(Records from a data collection)
◇ ◇ ◇ ◇

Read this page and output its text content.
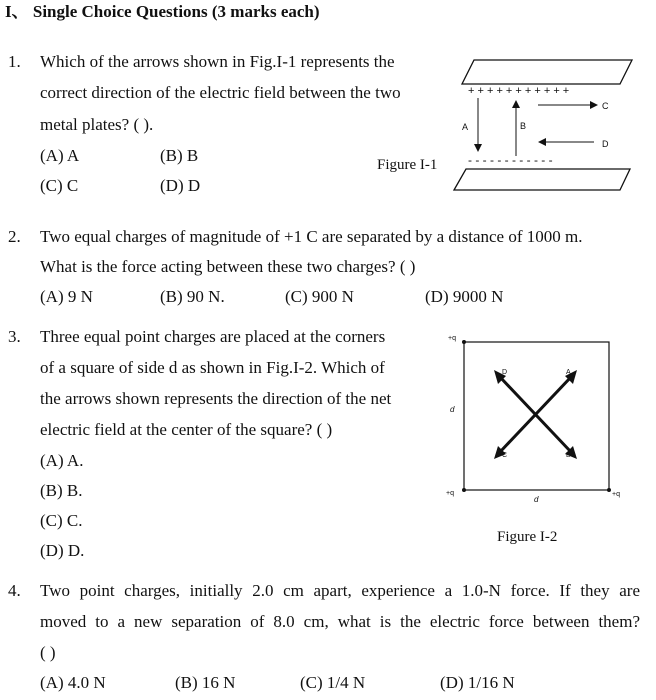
I、 Single Choice Questions (3 marks each)
1. Which of the arrows shown in Fig.I-1 represents the
correct direction of the electric field between the two
metal plates? ( ).
(A) A	(B) B
(C) C	(D) D
Figure I-1
+ + + + + + + + + + +
A	B
C
D
- - - - - - - - - - - -
2. Two equal charges of magnitude of +1 C are separated by a distance of 1000 m.
What is the force acting between these two charges? ( )
(A) 9 N	(B) 90 N.	(C) 900 N	(D) 9000 N
3. Three equal point charges are placed at the corners
of a square of side d as shown in Fig.I-2. Which of
the arrows shown represents the direction of the net
electric field at the center of the square? ( )
(A) A.
(B) B.
(C) C.
(D) D.
Figure I-2
+q
+q	+q
d
d
A
B
C
D
4. Two point charges, initially 2.0 cm apart, experience a 1.0-N force. If they are
moved to a new separation of 8.0 cm, what is the electric force between them?
( )
(A) 4.0 N	(B) 16 N	(C) 1/4 N	(D) 1/16 N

◇ ◇ ◇ ◇

Problem: Print out the lines exactly, skipping any picture.

Finished task:
Read this page and output its text content.
I、 Single Choice Questions (3 marks each)
1. Which of the arrows shown in Fig.I-1 represents the
correct direction of the electric field between the two
metal plates? ( ).
(A) A	(B) B
(C) C	(D) D
Figure I-1
+ + + + + + + + + + +
A	B
C
D
- - - - - - - - - - - -
2. Two equal charges of magnitude of +1 C are separated by a distance of 1000 m.
What is the force acting between these two charges? ( )
(A) 9 N	(B) 90 N.	(C) 900 N	(D) 9000 N
3. Three equal point charges are placed at the corners
of a square of side d as shown in Fig.I-2. Which of
the arrows shown represents the direction of the net
electric field at the center of the square? ( )
(A) A.
(B) B.
(C) C.
(D) D.
Figure I-2
+q
+q	+q
d
d
A
B
C
D
4. Two point charges, initially 2.0 cm apart, experience a 1.0-N force. If they are
moved to a new separation of 8.0 cm, what is the electric force between them?
( )
(A) 4.0 N	(B) 16 N	(C) 1/4 N	(D) 1/16 N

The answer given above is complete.